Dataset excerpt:
↓↓↓

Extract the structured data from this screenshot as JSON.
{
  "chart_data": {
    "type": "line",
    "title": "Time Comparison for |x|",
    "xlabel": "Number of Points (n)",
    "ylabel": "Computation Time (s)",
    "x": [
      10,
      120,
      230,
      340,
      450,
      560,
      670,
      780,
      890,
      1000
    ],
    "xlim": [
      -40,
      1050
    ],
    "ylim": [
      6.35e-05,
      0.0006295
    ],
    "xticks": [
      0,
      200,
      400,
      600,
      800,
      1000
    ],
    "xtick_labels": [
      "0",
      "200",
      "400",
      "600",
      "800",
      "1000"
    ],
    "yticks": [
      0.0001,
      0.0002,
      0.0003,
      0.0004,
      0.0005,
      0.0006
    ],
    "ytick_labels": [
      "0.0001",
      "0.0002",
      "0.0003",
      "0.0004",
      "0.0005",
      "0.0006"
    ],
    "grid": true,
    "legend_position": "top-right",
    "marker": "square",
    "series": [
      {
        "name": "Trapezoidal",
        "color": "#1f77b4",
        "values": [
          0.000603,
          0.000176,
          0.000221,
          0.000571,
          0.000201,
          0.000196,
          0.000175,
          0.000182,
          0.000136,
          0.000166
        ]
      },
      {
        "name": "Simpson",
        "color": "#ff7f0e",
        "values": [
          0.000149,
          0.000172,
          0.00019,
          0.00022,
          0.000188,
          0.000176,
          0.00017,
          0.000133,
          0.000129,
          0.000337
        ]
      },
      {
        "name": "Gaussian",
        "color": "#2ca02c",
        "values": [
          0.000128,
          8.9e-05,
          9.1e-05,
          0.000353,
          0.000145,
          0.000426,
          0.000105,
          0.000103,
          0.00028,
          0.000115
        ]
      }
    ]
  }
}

↑↑↑

* **Problem to solve**
Copy every record above exactly as it appears.

* **Solution to this problem**
Extract the structured data from this screenshot as JSON.
{
  "chart_data": {
    "type": "line",
    "title": "Time Comparison for |x|",
    "xlabel": "Number of Points (n)",
    "ylabel": "Computation Time (s)",
    "x": [
      10,
      120,
      230,
      340,
      450,
      560,
      670,
      780,
      890,
      1000
    ],
    "xlim": [
      -40,
      1050
    ],
    "ylim": [
      6.35e-05,
      0.0006295
    ],
    "xticks": [
      0,
      200,
      400,
      600,
      800,
      1000
    ],
    "xtick_labels": [
      "0",
      "200",
      "400",
      "600",
      "800",
      "1000"
    ],
    "yticks": [
      0.0001,
      0.0002,
      0.0003,
      0.0004,
      0.0005,
      0.0006
    ],
    "ytick_labels": [
      "0.0001",
      "0.0002",
      "0.0003",
      "0.0004",
      "0.0005",
      "0.0006"
    ],
    "grid": true,
    "legend_position": "top-right",
    "marker": "square",
    "series": [
      {
        "name": "Trapezoidal",
        "color": "#1f77b4",
        "values": [
          0.000603,
          0.000176,
          0.000221,
          0.000571,
          0.000201,
          0.000196,
          0.000175,
          0.000182,
          0.000136,
          0.000166
        ]
      },
      {
        "name": "Simpson",
        "color": "#ff7f0e",
        "values": [
          0.000149,
          0.000172,
          0.00019,
          0.00022,
          0.000188,
          0.000176,
          0.00017,
          0.000133,
          0.000129,
          0.000337
        ]
      },
      {
        "name": "Gaussian",
        "color": "#2ca02c",
        "values": [
          0.000128,
          8.9e-05,
          9.1e-05,
          0.000353,
          0.000145,
          0.000426,
          0.000105,
          0.000103,
          0.00028,
          0.000115
        ]
      }
    ]
  }
}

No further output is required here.